Aim
Reproduce every line of the records below word for word, leaving the pictures out of your answer.

## Start Supplied material

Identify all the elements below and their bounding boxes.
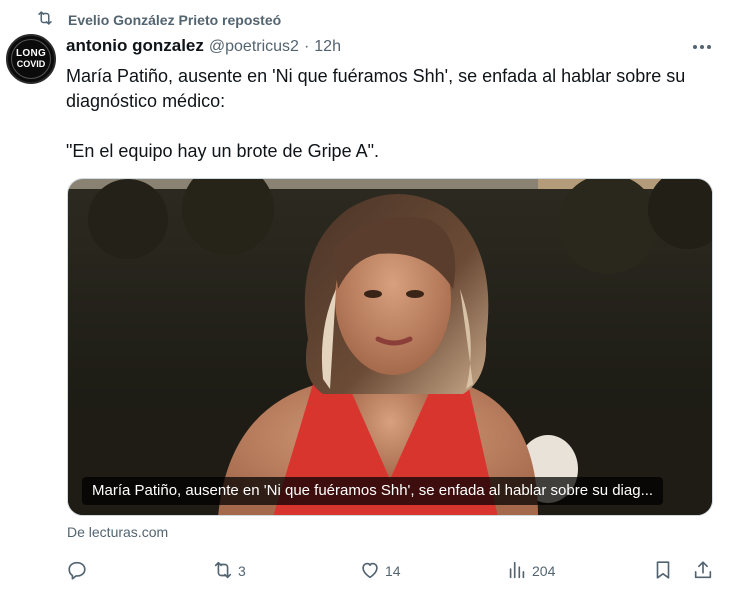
repost-header: Evelio González Prieto reposteó xyxy=(36,10,281,30)
avatar[interactable]: LONG COVID xyxy=(6,34,56,84)
bookmark-button[interactable] xyxy=(652,556,674,586)
repost-icon xyxy=(36,9,54,32)
tweet-paragraph: "En el equipo hay un brote de Gripe A". xyxy=(66,141,379,161)
separator-dot: · xyxy=(303,38,310,55)
views-button[interactable]: 204 xyxy=(506,556,555,586)
tweet-paragraph: María Patiño, ausente en 'Ni que fuéramo… xyxy=(66,66,686,111)
tweet-header: antonio gonzalez @poetricus2 · 12h xyxy=(66,36,341,58)
tweet-text: María Patiño, ausente en 'Ni que fuéramo… xyxy=(66,64,716,189)
like-count: 14 xyxy=(385,563,401,579)
repost-label[interactable]: Evelio González Prieto reposteó xyxy=(68,12,281,28)
post-time[interactable]: 12h xyxy=(314,38,341,56)
share-button[interactable] xyxy=(692,556,714,586)
reply-button[interactable] xyxy=(66,556,92,586)
views-icon xyxy=(506,559,528,584)
card-caption[interactable]: María Patiño, ausente en 'Ni que fuéramo… xyxy=(82,477,664,505)
action-bar: 3 14 204 xyxy=(66,556,716,586)
portrait-photo xyxy=(68,179,712,515)
card-source[interactable]: De lecturas.com xyxy=(67,524,168,540)
reply-icon xyxy=(66,559,88,584)
avatar-text-line1: LONG xyxy=(15,48,47,59)
repost-button[interactable]: 3 xyxy=(212,556,246,586)
link-card-image[interactable]: María Patiño, ausente en 'Ni que fuéramo… xyxy=(67,178,713,516)
author-name[interactable]: antonio gonzalez xyxy=(66,36,204,56)
bookmark-icon xyxy=(652,559,674,584)
views-count: 204 xyxy=(532,563,556,579)
heart-icon xyxy=(359,559,381,584)
share-icon xyxy=(692,559,714,584)
more-options-icon[interactable] xyxy=(692,40,712,54)
author-handle[interactable]: @poetricus2 xyxy=(209,38,299,56)
repost-count: 3 xyxy=(238,563,246,579)
repost-icon xyxy=(212,559,234,584)
like-button[interactable]: 14 xyxy=(359,556,401,586)
avatar-text-line2: COVID xyxy=(16,59,46,69)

## End Supplied material

Task response
Identify all the elements below and their bounding boxes.
repost-header: Evelio González Prieto reposteó xyxy=(36,10,281,30)
avatar[interactable]: LONG COVID xyxy=(6,34,56,84)
bookmark-button[interactable] xyxy=(652,556,674,586)
repost-icon xyxy=(36,9,54,32)
tweet-paragraph: "En el equipo hay un brote de Gripe A". xyxy=(66,141,379,161)
separator-dot: · xyxy=(303,38,310,55)
views-button[interactable]: 204 xyxy=(506,556,555,586)
tweet-paragraph: María Patiño, ausente en 'Ni que fuéramo… xyxy=(66,66,686,111)
tweet-header: antonio gonzalez @poetricus2 · 12h xyxy=(66,36,341,58)
tweet-text: María Patiño, ausente en 'Ni que fuéramo… xyxy=(66,64,716,189)
like-count: 14 xyxy=(385,563,401,579)
repost-label[interactable]: Evelio González Prieto reposteó xyxy=(68,12,281,28)
post-time[interactable]: 12h xyxy=(314,38,341,56)
share-button[interactable] xyxy=(692,556,714,586)
reply-button[interactable] xyxy=(66,556,92,586)
views-icon xyxy=(506,559,528,584)
card-caption[interactable]: María Patiño, ausente en 'Ni que fuéramo… xyxy=(82,477,664,505)
action-bar: 3 14 204 xyxy=(66,556,716,586)
portrait-photo xyxy=(68,179,712,515)
card-source[interactable]: De lecturas.com xyxy=(67,524,168,540)
reply-icon xyxy=(66,559,88,584)
avatar-text-line1: LONG xyxy=(15,48,47,59)
repost-button[interactable]: 3 xyxy=(212,556,246,586)
link-card-image[interactable]: María Patiño, ausente en 'Ni que fuéramo… xyxy=(67,178,713,516)
author-name[interactable]: antonio gonzalez xyxy=(66,36,204,56)
bookmark-icon xyxy=(652,559,674,584)
views-count: 204 xyxy=(532,563,556,579)
heart-icon xyxy=(359,559,381,584)
share-icon xyxy=(692,559,714,584)
more-options-icon[interactable] xyxy=(692,40,712,54)
author-handle[interactable]: @poetricus2 xyxy=(209,38,299,56)
repost-count: 3 xyxy=(238,563,246,579)
repost-icon xyxy=(212,559,234,584)
like-button[interactable]: 14 xyxy=(359,556,401,586)
avatar-text-line2: COVID xyxy=(16,59,46,69)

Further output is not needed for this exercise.